- [RECORDS PROVIDED]

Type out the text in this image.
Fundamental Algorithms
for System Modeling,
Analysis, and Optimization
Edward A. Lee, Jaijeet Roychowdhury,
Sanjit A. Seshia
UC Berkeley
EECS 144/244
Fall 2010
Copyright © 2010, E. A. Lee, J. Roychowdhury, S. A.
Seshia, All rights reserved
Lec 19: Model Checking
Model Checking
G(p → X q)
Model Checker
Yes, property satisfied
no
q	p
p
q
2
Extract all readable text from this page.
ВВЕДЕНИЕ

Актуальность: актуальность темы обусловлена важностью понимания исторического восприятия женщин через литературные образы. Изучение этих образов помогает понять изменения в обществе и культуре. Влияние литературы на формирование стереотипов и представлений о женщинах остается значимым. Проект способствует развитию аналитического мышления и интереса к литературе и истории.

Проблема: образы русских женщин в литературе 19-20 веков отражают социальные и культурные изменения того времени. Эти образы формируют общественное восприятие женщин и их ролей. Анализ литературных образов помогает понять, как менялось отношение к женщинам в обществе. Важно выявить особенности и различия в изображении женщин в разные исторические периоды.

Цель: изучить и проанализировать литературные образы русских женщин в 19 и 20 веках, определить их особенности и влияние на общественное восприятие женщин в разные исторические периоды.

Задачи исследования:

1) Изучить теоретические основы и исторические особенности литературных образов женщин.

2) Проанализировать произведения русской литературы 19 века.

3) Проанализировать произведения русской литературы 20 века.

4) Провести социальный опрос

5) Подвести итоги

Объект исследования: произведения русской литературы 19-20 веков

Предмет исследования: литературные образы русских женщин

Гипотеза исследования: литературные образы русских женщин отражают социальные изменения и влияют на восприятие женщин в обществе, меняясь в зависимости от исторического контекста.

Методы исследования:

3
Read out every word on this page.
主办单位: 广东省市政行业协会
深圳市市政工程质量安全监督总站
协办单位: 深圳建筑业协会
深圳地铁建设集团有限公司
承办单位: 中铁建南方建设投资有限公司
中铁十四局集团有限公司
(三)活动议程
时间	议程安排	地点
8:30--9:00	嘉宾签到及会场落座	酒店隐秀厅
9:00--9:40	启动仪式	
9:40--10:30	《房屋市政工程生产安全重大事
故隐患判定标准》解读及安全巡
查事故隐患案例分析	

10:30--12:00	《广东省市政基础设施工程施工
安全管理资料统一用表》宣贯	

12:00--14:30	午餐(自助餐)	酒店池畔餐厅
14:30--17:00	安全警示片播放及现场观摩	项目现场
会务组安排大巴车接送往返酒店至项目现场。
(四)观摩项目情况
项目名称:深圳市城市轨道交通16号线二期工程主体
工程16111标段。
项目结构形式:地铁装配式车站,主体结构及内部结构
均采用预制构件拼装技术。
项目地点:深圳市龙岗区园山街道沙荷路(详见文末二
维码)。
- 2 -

- [WORK TO DO]
Starting from the line with "Read out every word on this page." and ending with the final line of the data, quote every line exactly, both ends included.

- [WORKED SOLUTION]
Read out every word on this page.
主办单位: 广东省市政行业协会
深圳市市政工程质量安全监督总站
协办单位: 深圳建筑业协会
深圳地铁建设集团有限公司
承办单位: 中铁建南方建设投资有限公司
中铁十四局集团有限公司
(三)活动议程
时间	议程安排	地点
8:30--9:00	嘉宾签到及会场落座	酒店隐秀厅
9:00--9:40	启动仪式	
9:40--10:30	《房屋市政工程生产安全重大事
故隐患判定标准》解读及安全巡
查事故隐患案例分析	

10:30--12:00	《广东省市政基础设施工程施工
安全管理资料统一用表》宣贯	

12:00--14:30	午餐(自助餐)	酒店池畔餐厅
14:30--17:00	安全警示片播放及现场观摩	项目现场
会务组安排大巴车接送往返酒店至项目现场。
(四)观摩项目情况
项目名称:深圳市城市轨道交通16号线二期工程主体
工程16111标段。
项目结构形式:地铁装配式车站,主体结构及内部结构
均采用预制构件拼装技术。
项目地点:深圳市龙岗区园山街道沙荷路(详见文末二
维码)。
- 2 -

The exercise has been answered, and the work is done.